[Start]

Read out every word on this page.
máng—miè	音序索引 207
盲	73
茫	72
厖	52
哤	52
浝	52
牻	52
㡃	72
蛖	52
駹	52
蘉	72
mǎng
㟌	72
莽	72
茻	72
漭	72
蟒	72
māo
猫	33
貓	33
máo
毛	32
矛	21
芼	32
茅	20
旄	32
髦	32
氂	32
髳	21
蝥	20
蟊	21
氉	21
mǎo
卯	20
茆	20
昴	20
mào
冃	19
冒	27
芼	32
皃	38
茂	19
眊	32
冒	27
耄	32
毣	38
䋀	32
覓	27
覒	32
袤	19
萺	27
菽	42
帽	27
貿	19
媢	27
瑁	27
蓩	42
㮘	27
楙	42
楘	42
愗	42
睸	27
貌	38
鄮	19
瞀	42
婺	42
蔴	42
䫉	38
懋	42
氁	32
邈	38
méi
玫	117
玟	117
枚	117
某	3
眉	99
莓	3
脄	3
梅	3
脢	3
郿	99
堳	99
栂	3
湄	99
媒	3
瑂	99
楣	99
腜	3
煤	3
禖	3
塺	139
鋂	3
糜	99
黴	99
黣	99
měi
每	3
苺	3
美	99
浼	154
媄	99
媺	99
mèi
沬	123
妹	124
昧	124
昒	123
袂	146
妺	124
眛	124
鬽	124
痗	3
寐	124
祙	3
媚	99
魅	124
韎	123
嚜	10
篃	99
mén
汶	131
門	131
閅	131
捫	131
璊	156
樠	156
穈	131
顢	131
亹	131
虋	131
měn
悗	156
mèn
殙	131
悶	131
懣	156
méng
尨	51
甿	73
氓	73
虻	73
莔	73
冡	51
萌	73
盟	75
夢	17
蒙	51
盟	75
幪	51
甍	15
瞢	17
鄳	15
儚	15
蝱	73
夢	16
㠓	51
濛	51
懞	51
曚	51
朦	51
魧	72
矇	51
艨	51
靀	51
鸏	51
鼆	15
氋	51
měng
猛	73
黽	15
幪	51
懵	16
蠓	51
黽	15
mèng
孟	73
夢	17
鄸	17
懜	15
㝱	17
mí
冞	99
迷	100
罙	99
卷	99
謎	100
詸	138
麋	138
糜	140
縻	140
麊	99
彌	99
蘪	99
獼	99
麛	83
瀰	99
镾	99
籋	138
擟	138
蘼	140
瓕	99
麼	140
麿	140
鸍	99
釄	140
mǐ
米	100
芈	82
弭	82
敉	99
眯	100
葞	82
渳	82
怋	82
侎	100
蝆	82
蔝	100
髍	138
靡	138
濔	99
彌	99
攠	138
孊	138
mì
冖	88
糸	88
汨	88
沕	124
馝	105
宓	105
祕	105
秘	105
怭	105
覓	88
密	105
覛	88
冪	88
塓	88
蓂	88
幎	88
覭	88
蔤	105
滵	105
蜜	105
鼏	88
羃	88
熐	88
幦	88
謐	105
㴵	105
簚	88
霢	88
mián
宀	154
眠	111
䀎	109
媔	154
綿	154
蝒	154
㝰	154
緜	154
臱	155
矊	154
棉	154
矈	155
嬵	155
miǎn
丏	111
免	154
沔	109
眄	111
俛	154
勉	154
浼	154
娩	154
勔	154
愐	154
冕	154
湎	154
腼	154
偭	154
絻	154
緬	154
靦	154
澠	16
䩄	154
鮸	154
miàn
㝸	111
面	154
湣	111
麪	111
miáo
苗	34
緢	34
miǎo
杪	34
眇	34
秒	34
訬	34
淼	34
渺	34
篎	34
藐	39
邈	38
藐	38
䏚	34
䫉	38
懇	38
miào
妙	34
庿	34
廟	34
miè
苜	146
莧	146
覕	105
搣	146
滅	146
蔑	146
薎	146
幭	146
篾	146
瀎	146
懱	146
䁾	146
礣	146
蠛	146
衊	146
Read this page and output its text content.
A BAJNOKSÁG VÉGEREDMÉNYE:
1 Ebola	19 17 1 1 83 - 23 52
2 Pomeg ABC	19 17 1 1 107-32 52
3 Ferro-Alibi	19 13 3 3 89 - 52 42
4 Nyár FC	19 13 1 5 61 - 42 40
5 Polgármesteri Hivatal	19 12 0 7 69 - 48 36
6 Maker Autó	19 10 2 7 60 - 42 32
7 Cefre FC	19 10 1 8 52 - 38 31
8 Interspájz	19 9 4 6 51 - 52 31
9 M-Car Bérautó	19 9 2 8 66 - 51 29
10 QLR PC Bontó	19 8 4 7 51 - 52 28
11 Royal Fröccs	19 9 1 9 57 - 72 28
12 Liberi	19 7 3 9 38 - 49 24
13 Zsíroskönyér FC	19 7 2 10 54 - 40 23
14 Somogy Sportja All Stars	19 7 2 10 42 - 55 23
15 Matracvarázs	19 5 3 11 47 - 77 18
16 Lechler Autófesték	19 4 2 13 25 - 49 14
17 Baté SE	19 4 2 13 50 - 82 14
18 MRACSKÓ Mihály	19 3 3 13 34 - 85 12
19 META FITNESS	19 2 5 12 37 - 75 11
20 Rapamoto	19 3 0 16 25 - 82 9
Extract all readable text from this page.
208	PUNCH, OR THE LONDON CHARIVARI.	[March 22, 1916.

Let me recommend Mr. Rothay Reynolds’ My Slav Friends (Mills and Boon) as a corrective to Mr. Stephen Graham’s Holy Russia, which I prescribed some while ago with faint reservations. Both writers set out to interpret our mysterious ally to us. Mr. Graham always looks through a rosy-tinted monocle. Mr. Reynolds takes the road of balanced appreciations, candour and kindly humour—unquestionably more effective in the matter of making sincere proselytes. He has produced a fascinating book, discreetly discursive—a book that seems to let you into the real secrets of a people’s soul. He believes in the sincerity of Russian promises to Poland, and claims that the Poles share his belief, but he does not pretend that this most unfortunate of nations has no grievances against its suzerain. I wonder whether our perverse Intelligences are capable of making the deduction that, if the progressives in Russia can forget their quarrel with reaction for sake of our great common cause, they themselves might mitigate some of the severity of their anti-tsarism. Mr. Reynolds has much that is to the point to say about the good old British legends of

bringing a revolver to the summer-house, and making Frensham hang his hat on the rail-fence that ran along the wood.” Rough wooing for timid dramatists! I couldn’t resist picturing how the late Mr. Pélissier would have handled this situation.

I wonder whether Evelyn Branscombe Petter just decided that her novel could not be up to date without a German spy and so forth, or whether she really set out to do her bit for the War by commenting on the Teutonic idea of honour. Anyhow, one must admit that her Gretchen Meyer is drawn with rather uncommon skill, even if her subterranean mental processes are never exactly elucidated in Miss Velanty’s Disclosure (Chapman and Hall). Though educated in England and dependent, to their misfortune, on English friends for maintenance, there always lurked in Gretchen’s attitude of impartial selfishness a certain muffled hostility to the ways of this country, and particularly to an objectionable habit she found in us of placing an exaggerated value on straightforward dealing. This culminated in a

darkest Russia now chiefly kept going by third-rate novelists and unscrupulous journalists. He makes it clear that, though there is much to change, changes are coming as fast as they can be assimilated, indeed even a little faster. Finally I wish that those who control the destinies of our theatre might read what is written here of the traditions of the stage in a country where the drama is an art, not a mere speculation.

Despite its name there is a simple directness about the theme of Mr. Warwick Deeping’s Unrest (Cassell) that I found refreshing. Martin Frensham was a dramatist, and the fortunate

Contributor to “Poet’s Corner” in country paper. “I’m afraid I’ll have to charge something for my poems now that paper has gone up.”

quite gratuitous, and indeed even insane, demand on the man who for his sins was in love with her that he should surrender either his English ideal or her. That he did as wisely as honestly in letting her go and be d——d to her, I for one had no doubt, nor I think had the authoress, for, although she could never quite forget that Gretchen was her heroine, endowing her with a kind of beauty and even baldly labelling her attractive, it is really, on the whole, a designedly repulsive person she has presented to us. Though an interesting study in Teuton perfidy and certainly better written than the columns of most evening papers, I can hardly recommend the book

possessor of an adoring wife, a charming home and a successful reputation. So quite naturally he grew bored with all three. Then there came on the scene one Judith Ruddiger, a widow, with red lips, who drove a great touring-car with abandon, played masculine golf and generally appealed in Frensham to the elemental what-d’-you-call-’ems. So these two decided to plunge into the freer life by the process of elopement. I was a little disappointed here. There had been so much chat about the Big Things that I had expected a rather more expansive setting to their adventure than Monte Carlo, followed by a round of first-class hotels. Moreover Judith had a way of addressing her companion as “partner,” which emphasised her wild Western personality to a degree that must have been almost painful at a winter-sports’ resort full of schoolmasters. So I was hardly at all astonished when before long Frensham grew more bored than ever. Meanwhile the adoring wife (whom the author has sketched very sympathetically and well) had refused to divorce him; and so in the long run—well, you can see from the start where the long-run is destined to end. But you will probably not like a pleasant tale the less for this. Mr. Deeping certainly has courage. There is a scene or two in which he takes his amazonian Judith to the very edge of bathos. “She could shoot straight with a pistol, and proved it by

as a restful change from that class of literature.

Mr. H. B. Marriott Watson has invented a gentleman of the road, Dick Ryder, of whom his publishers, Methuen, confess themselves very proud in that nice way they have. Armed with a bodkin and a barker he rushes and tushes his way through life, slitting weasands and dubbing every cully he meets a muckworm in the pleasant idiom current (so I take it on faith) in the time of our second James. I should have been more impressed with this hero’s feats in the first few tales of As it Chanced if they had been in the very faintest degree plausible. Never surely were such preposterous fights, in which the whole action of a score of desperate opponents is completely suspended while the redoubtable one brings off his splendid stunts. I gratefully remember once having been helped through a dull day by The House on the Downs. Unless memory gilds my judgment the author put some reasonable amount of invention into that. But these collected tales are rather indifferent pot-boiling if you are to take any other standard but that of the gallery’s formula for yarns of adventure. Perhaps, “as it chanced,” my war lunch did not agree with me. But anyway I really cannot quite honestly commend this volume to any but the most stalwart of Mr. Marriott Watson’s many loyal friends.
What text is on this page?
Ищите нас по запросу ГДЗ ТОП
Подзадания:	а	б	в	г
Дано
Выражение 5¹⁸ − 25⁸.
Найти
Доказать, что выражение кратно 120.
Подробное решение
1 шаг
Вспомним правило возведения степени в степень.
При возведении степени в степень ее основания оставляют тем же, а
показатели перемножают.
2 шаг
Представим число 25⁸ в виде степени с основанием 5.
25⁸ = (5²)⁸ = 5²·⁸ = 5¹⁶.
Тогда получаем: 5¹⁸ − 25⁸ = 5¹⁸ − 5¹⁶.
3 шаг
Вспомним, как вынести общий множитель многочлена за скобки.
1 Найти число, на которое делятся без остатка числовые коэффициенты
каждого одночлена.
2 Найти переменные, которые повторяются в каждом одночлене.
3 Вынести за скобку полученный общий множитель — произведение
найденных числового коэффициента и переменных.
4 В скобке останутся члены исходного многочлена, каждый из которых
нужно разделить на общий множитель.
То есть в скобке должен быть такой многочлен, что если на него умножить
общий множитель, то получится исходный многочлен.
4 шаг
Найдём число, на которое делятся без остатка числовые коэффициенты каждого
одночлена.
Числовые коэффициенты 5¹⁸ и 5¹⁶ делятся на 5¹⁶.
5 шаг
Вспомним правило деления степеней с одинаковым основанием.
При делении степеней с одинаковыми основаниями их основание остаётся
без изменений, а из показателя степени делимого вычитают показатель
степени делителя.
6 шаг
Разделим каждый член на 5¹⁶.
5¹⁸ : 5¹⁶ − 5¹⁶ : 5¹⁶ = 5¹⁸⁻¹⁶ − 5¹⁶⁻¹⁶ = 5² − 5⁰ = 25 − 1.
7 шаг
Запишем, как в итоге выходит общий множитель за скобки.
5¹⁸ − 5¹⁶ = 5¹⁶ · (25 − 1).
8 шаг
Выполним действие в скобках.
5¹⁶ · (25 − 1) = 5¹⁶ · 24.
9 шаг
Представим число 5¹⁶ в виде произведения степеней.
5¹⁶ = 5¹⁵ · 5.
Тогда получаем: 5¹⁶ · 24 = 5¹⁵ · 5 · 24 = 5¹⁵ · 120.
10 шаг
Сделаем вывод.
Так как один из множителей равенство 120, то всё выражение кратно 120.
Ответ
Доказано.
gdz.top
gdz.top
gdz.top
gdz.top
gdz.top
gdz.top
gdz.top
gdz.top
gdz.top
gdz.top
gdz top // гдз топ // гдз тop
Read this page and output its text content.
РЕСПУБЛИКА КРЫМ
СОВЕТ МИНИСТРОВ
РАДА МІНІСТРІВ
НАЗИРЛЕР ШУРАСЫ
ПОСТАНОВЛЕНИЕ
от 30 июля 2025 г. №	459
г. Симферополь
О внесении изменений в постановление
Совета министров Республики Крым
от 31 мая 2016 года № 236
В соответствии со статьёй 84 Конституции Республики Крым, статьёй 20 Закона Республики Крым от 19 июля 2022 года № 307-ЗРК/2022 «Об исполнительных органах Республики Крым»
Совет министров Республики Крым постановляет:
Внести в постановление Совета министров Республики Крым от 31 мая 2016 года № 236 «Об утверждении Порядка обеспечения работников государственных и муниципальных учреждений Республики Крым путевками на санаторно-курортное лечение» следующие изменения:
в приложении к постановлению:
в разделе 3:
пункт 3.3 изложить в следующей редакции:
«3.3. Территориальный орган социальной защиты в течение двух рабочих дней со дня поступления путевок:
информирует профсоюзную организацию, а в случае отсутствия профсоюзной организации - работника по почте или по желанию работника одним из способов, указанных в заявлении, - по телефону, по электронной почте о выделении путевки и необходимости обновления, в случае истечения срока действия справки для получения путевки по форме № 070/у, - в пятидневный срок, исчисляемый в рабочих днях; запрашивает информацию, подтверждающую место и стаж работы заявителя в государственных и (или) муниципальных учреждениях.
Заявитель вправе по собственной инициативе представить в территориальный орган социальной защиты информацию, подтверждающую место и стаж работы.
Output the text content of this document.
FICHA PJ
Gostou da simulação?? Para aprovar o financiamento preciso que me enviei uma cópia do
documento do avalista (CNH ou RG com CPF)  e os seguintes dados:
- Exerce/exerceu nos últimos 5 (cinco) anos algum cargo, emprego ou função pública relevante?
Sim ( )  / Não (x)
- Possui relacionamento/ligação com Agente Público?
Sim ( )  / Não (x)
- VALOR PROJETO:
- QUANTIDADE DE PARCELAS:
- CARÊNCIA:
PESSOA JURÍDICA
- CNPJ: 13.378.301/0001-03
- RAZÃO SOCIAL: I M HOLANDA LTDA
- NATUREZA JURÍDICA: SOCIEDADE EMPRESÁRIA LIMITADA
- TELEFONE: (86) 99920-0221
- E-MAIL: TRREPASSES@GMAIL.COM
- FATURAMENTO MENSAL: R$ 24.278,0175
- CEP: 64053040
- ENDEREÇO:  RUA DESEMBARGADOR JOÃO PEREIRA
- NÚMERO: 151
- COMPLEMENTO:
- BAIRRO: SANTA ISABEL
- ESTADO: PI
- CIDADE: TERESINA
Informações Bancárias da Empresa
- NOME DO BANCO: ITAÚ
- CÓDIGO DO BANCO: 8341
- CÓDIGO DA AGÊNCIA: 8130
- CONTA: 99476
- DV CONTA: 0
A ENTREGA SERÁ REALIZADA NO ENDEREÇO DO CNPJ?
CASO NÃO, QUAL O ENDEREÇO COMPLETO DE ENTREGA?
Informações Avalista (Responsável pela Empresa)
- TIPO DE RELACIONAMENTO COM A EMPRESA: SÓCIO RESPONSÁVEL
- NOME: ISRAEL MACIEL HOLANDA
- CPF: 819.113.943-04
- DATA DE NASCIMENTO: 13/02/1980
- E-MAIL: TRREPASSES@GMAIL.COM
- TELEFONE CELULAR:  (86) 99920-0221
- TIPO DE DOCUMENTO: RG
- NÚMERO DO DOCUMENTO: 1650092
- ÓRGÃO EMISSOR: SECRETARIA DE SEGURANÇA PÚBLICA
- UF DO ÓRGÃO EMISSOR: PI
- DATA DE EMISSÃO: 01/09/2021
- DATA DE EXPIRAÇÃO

[End]

* Your goal *
Gather each line of the listing that holds the string "Республики".

* The result *
Совета министров Республики Крым
В соответствии со статьёй 84 Конституции Республики Крым, статьёй 20 Закона Республики Крым от 19 июля 2022 года № 307-ЗРК/2022 «Об исполнительных органах Республики Крым»
Совет министров Республики Крым постановляет:
Внести в постановление Совета министров Республики Крым от 31 мая 2016 года № 236 «Об утверждении Порядка обеспечения работников государственных и муниципальных учреждений Республики Крым путевками на санаторно-курортное лечение» следующие изменения:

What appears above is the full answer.